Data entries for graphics
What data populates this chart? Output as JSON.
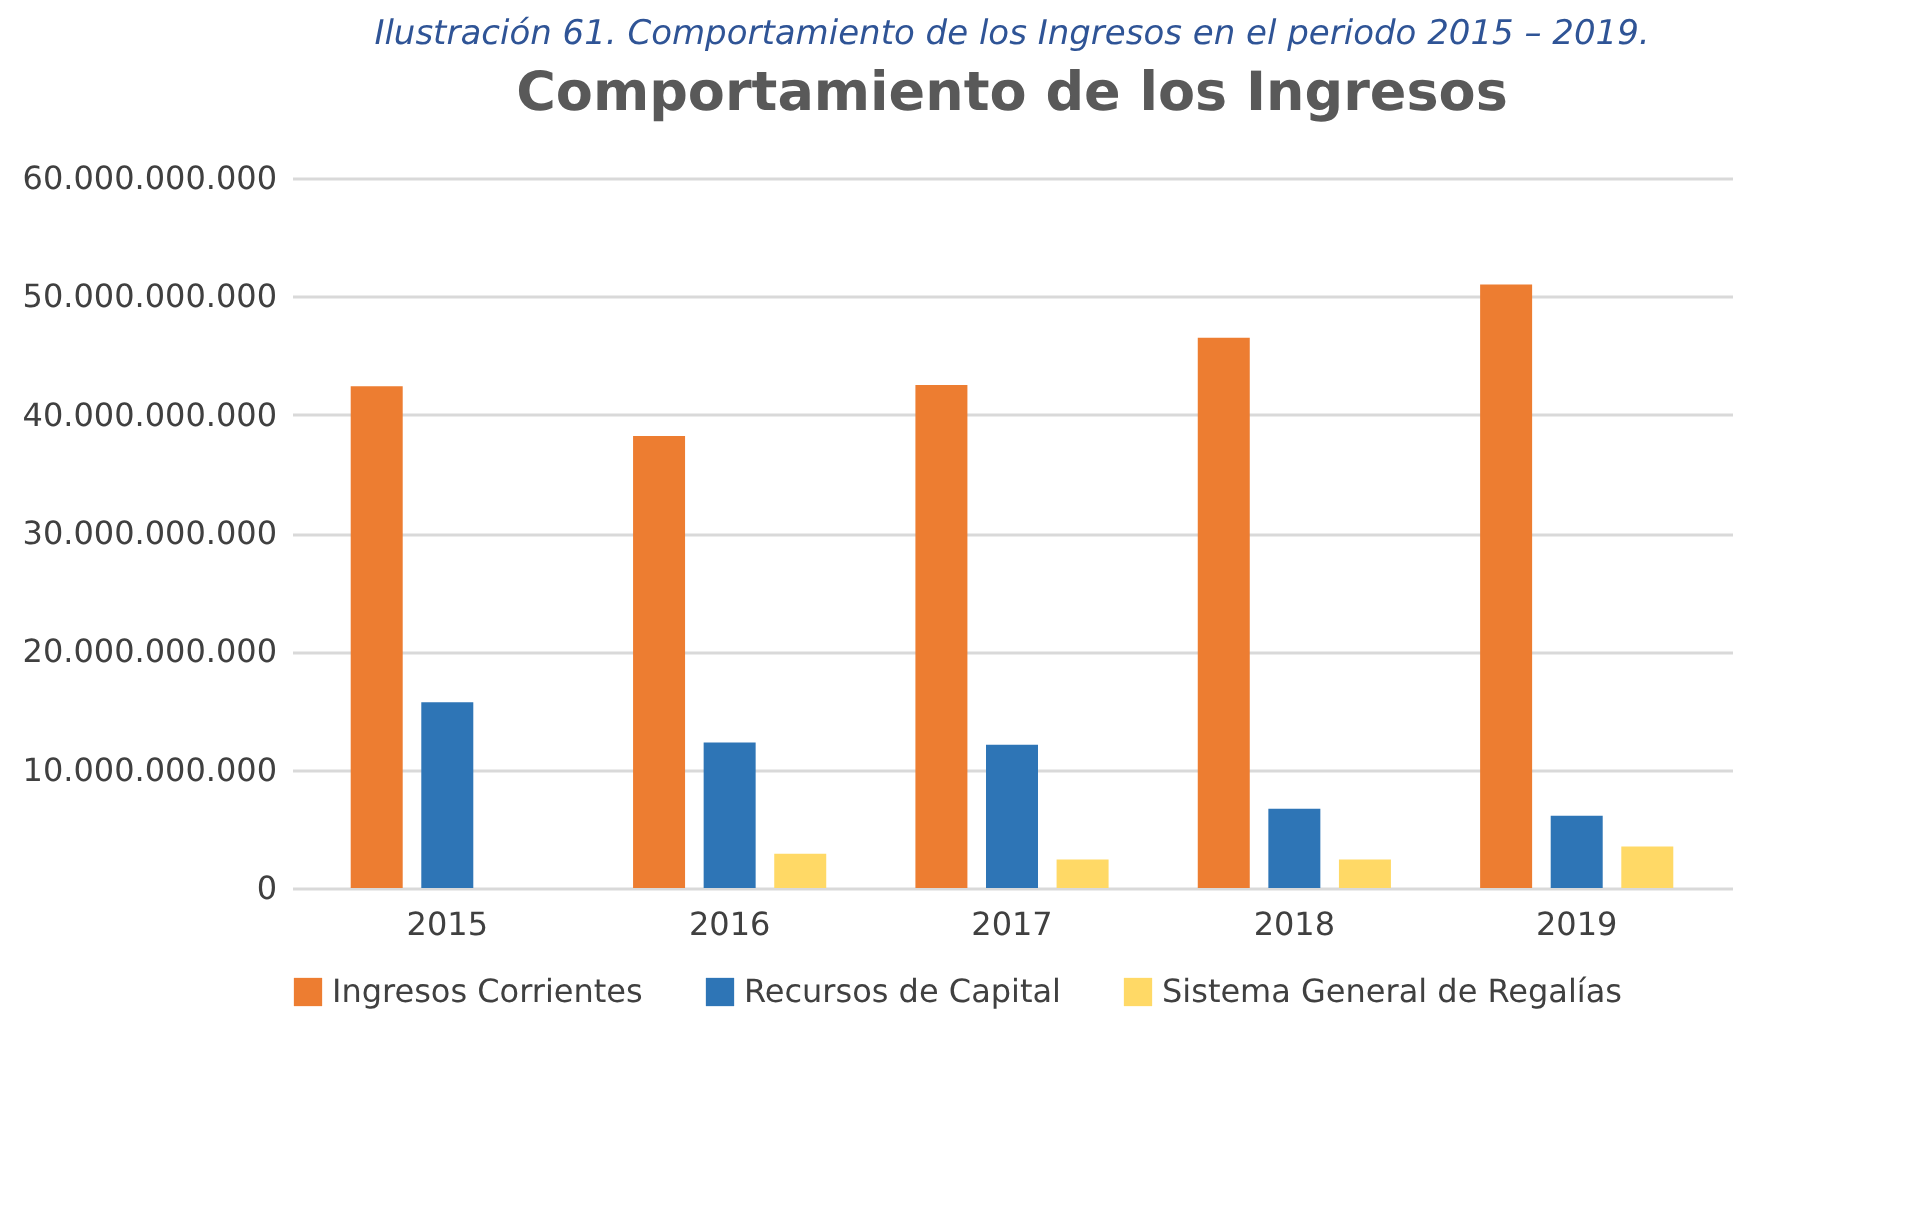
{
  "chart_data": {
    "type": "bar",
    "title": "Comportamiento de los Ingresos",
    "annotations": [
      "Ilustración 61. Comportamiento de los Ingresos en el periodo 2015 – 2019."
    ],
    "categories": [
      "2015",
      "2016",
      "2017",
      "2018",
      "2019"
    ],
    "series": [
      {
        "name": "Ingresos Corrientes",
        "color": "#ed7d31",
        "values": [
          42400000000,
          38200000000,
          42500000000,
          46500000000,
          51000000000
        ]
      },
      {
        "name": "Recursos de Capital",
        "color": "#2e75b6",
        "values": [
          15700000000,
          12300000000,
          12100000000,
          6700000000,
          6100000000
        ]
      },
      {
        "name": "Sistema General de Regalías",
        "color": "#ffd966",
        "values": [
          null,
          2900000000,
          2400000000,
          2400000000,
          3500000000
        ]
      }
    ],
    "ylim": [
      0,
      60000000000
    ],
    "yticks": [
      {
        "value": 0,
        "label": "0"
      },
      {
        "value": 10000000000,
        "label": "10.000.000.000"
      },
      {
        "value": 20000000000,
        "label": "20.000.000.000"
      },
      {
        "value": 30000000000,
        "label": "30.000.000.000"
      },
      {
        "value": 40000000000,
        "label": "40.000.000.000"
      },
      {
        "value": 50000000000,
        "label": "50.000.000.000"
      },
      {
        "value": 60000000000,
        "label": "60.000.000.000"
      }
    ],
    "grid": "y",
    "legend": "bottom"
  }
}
* * *
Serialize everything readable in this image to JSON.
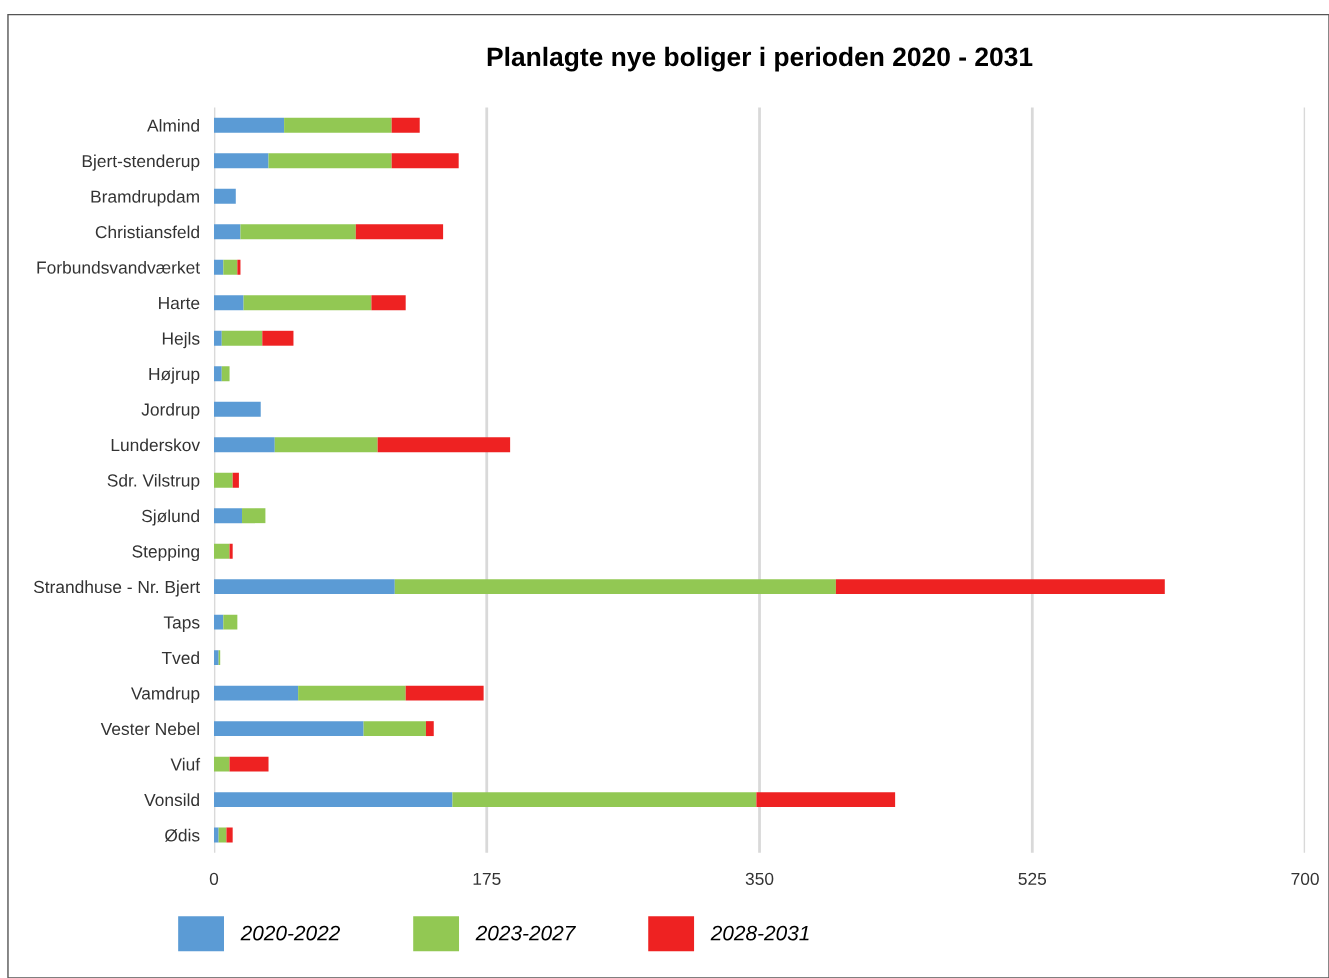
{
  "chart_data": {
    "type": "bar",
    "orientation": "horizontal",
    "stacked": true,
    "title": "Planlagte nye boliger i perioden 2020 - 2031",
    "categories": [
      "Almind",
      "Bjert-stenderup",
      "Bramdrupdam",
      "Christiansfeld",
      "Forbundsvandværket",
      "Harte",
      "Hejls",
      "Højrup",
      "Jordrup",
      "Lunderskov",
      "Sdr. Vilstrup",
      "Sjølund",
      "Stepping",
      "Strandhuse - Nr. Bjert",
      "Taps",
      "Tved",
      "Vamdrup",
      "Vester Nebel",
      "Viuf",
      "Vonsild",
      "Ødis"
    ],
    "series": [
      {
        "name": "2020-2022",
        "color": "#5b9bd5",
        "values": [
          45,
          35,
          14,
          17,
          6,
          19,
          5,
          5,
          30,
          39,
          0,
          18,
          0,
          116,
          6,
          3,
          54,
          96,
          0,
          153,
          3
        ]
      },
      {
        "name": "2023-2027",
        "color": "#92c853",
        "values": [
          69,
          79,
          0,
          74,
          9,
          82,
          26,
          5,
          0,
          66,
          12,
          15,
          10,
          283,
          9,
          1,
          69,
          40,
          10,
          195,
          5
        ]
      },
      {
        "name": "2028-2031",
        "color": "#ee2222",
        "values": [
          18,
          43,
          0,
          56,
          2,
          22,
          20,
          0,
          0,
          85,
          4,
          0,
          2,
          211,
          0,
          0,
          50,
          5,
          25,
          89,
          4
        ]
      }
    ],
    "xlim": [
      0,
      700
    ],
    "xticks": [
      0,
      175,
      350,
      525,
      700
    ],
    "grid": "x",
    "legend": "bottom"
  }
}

OBJECTIVE ::
Pull out all lines from the listing that contain the string "label".

ANSWER TO THE PROBLEM ::
        "label": "0"
        "label": "10.000.000.000"
        "label": "20.000.000.000"
        "label": "30.000.000.000"
        "label": "40.000.000.000"
        "label": "50.000.000.000"
        "label": "60.000.000.000"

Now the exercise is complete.